Tugas A —
Pada catatan di bawah, ganti "aircraft" menjadi "drone" mulai dari baris pertama catatan hingga baris yang memuat "locate-icon[interactable]: ◎: [200, 322, 222, 344]", lalu tuliskan baris-baris itu tanpa perubahan lain.

Kutipan Pilihan —
____

Rabu 18 Nov 2020 13:35 WIB

Facebook dan Twitter Gagal Bendung Penyebaran Info Palsu

Facebook dan Twitter disebut gagal hentikan penyebaran info palsu terkait pemilu AS

Rep: Puti Almas/ Red: Christiyaningsih
Facebook (ilustrasi)
Facebook (ilustrasi)

REPUBLIKA.CO.ID, WASHINGTON — Jejaring media sosial Twitter dan Facebook dilaporkan gagal menghentikan penyebaran informasi palsu, meski sebelumnya menandai sejumlah unggahan yang mengandung informasi menyesatkan dari Presiden Amerika Serikat (AS) Donald Trump. Kedua perusahaan menggunakan label pengecekan fakta dan data menunjukkan hasil ini.

Kebanyakan dari informasi palsu yang disebarkan adalah saat Trump yang menjadi kandidat pejawat dalam pemilihan presiden AS tahun ini menolak kekalahan dari rivalnya yang merupakan calon dari Partai Demokrat Joe Biden. Label pengecekan fakta telah digunakan sebagai strategi lebih luas dalam membatasi penyebaran berita palsu.

____

Catatan untuk Diolah —

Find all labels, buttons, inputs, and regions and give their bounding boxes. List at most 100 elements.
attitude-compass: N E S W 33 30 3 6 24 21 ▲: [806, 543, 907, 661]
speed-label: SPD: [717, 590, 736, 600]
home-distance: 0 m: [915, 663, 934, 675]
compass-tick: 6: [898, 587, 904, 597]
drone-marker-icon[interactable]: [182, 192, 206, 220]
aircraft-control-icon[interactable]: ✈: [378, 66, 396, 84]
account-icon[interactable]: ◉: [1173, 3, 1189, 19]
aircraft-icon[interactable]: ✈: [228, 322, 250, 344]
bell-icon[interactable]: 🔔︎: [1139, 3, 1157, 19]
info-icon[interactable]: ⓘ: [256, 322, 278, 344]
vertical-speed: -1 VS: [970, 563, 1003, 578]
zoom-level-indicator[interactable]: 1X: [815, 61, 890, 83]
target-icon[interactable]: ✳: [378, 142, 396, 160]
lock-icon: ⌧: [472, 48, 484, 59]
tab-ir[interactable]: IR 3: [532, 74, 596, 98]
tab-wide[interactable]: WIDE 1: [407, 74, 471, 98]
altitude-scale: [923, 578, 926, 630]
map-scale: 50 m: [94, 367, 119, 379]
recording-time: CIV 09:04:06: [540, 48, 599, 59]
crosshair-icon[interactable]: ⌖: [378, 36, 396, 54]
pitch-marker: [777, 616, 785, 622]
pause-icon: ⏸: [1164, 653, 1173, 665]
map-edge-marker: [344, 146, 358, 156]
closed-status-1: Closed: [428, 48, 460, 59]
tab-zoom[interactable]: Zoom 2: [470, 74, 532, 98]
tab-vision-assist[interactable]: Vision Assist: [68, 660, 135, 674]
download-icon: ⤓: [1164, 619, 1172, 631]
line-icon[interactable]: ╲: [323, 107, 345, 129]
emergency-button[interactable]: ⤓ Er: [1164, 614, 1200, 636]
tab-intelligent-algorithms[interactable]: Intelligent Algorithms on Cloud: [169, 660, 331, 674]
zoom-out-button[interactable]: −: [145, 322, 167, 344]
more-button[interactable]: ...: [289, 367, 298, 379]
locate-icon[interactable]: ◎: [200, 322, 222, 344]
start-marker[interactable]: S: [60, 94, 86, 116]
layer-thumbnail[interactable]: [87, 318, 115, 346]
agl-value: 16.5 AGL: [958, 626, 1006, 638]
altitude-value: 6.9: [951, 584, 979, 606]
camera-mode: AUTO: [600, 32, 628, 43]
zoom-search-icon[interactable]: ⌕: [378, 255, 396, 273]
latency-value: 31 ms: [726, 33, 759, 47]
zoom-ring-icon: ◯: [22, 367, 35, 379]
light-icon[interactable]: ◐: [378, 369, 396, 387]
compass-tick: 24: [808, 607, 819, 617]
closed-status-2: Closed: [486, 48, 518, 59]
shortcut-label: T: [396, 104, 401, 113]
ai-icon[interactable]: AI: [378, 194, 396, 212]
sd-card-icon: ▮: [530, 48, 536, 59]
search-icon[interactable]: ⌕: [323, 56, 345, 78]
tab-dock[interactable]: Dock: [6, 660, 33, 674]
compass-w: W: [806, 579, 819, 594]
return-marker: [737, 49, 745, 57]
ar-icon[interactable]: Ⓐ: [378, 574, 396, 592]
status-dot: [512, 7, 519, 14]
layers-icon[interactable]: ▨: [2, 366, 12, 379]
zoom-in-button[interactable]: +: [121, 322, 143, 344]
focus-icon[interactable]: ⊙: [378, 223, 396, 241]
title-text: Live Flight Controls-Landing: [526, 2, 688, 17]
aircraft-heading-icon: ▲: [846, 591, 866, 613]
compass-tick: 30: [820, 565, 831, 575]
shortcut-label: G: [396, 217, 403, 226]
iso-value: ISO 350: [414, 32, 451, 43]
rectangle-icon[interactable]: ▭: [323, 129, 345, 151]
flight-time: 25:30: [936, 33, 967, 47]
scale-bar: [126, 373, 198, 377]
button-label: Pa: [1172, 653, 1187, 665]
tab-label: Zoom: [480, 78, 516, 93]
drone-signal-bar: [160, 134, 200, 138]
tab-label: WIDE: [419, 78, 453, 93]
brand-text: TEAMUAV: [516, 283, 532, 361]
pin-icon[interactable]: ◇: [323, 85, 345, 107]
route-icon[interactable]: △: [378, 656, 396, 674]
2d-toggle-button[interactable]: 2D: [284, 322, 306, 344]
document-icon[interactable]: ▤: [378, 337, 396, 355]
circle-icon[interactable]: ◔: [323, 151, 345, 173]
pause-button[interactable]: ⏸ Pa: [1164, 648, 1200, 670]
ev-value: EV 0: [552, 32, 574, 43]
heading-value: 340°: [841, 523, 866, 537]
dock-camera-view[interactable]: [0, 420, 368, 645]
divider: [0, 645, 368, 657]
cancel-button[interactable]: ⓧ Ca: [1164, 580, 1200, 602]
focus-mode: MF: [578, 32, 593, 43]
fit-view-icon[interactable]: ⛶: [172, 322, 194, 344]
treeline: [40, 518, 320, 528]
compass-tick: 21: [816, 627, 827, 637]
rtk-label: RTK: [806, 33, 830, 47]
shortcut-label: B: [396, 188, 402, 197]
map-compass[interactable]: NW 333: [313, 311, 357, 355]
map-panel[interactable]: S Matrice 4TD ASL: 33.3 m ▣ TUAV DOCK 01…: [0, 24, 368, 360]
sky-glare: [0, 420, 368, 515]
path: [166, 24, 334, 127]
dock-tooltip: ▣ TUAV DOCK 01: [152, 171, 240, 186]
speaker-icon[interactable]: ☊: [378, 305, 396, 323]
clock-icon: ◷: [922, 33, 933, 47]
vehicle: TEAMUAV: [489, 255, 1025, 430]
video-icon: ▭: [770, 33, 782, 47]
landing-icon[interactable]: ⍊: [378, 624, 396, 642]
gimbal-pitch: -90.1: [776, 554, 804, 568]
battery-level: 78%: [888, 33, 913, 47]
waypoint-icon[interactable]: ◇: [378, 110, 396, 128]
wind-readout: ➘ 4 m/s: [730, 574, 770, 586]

____

Tugas B —
Tuliskan kembali bagian kutipan tentang Facebook dan Twitter di atas persis seperti aslinya, dimulai dari kata-kata "Rabu 18 Nov" dan berakhir setelah "menunjukkan hasil ini.".

Jawaban Lengkap A —
Find all labels, buttons, inputs, and regions and give their bounding boxes. List at most 100 elements.
attitude-compass: N E S W 33 30 3 6 24 21 ▲: [806, 543, 907, 661]
speed-label: SPD: [717, 590, 736, 600]
home-distance: 0 m: [915, 663, 934, 675]
compass-tick: 6: [898, 587, 904, 597]
drone-marker-icon[interactable]: [182, 192, 206, 220]
drone-control-icon[interactable]: ✈: [378, 66, 396, 84]
account-icon[interactable]: ◉: [1173, 3, 1189, 19]
drone-icon[interactable]: ✈: [228, 322, 250, 344]
bell-icon[interactable]: 🔔︎: [1139, 3, 1157, 19]
info-icon[interactable]: ⓘ: [256, 322, 278, 344]
vertical-speed: -1 VS: [970, 563, 1003, 578]
zoom-level-indicator[interactable]: 1X: [815, 61, 890, 83]
target-icon[interactable]: ✳: [378, 142, 396, 160]
lock-icon: ⌧: [472, 48, 484, 59]
tab-ir[interactable]: IR 3: [532, 74, 596, 98]
tab-wide[interactable]: WIDE 1: [407, 74, 471, 98]
altitude-scale: [923, 578, 926, 630]
map-scale: 50 m: [94, 367, 119, 379]
recording-time: CIV 09:04:06: [540, 48, 599, 59]
crosshair-icon[interactable]: ⌖: [378, 36, 396, 54]
pitch-marker: [777, 616, 785, 622]
pause-icon: ⏸: [1164, 653, 1173, 665]
map-edge-marker: [344, 146, 358, 156]
closed-status-1: Closed: [428, 48, 460, 59]
tab-zoom[interactable]: Zoom 2: [470, 74, 532, 98]
tab-vision-assist[interactable]: Vision Assist: [68, 660, 135, 674]
download-icon: ⤓: [1164, 619, 1172, 631]
line-icon[interactable]: ╲: [323, 107, 345, 129]
emergency-button[interactable]: ⤓ Er: [1164, 614, 1200, 636]
tab-intelligent-algorithms[interactable]: Intelligent Algorithms on Cloud: [169, 660, 331, 674]
zoom-out-button[interactable]: −: [145, 322, 167, 344]
more-button[interactable]: ...: [289, 367, 298, 379]
locate-icon[interactable]: ◎: [200, 322, 222, 344]

Jawaban Lengkap B —
Rabu 18 Nov 2020 13:35 WIB

Facebook dan Twitter Gagal Bendung Penyebaran Info Palsu

Facebook dan Twitter disebut gagal hentikan penyebaran info palsu terkait pemilu AS

Rep: Puti Almas/ Red: Christiyaningsih
Facebook (ilustrasi)
Facebook (ilustrasi)

REPUBLIKA.CO.ID, WASHINGTON — Jejaring media sosial Twitter dan Facebook dilaporkan gagal menghentikan penyebaran informasi palsu, meski sebelumnya menandai sejumlah unggahan yang mengandung informasi menyesatkan dari Presiden Amerika Serikat (AS) Donald Trump. Kedua perusahaan menggunakan label pengecekan fakta dan data menunjukkan hasil ini.